**Exercise instructions**
Find the lines holding the string "content" in the data, then copy all of them.

++++ Given entries ++++

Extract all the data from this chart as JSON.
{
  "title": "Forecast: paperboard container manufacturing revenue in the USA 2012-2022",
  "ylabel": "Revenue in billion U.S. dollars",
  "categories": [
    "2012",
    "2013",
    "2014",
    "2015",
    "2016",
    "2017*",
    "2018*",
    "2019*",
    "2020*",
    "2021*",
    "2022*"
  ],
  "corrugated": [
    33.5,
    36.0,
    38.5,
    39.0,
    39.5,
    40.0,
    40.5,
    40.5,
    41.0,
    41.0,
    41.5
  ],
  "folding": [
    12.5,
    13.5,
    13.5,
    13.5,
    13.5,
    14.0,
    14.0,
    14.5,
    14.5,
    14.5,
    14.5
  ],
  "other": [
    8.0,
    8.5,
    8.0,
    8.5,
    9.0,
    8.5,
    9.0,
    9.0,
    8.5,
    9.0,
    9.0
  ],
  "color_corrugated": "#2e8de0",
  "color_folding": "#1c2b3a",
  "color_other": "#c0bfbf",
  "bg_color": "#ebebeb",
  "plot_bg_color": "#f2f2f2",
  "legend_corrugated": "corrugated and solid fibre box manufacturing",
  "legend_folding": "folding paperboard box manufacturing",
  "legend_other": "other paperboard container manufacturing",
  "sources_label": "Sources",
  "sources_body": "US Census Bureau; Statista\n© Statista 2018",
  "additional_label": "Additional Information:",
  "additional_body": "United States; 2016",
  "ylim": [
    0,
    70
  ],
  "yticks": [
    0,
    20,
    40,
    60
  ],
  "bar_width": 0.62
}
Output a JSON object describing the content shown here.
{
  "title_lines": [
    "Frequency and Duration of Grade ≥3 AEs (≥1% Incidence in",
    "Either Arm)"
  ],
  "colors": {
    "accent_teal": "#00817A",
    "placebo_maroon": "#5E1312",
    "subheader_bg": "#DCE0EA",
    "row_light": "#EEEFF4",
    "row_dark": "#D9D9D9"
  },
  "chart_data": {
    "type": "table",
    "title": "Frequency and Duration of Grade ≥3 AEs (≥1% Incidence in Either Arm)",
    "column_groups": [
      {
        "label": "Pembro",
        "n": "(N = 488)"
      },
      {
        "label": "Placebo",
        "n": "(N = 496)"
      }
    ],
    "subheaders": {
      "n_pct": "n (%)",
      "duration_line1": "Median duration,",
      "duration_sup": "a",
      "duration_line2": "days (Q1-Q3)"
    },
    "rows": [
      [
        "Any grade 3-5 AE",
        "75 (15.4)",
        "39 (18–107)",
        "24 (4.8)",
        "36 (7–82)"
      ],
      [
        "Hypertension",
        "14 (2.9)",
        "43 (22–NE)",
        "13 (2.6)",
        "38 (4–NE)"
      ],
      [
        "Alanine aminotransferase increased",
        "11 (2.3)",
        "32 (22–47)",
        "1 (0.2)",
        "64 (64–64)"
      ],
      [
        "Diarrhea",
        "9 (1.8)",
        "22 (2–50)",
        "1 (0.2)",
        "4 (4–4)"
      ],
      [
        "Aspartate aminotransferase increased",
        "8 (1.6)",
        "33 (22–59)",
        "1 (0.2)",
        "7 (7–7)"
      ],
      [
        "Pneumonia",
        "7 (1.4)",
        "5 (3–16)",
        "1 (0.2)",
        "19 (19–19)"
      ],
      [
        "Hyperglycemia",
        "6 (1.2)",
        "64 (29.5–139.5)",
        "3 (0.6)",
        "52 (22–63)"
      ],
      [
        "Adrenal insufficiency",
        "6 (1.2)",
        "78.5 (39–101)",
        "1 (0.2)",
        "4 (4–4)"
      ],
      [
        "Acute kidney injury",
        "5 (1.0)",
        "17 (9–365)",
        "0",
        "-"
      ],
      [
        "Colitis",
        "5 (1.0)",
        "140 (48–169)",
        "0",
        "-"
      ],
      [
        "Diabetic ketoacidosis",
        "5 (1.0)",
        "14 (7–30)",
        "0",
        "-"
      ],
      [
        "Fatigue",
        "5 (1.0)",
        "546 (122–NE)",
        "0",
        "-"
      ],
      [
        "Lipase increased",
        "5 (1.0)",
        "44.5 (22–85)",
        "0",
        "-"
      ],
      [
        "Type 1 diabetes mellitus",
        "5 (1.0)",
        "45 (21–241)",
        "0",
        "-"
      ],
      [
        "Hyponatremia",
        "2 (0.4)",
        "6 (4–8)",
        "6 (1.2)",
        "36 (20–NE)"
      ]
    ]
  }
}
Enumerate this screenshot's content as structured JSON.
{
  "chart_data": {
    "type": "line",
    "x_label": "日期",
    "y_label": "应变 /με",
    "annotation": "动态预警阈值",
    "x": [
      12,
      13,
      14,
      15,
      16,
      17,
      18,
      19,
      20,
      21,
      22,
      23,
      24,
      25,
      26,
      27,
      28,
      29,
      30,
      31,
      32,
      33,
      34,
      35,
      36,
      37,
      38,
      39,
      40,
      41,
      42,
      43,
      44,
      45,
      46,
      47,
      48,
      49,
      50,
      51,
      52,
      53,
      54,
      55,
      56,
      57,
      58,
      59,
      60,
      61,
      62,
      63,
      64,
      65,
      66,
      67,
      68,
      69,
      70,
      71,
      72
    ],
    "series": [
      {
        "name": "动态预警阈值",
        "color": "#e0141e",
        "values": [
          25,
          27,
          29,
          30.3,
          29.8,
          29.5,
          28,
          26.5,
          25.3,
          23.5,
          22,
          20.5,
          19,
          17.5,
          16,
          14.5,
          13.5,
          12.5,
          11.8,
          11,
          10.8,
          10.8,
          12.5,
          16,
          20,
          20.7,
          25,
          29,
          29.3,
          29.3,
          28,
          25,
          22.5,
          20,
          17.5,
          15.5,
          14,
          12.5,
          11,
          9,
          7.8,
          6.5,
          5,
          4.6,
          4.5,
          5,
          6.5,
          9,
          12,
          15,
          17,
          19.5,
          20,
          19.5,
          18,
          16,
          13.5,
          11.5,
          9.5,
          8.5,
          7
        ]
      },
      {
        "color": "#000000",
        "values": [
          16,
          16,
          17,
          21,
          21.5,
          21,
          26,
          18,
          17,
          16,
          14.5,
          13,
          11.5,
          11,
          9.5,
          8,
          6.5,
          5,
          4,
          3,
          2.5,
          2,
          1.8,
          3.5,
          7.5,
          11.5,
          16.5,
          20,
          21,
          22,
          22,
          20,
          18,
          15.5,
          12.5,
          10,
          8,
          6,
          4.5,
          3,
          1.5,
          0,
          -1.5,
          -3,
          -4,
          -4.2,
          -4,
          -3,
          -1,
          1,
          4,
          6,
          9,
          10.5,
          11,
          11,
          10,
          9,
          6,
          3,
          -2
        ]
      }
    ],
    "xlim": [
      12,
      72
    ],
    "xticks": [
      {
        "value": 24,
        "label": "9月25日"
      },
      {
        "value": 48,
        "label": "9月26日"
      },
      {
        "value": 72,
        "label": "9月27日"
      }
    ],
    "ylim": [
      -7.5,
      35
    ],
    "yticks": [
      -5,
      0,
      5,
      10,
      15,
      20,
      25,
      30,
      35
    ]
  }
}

++++

**Solution for this problem**
Output a JSON object describing the content shown here.
Enumerate this screenshot's content as structured JSON.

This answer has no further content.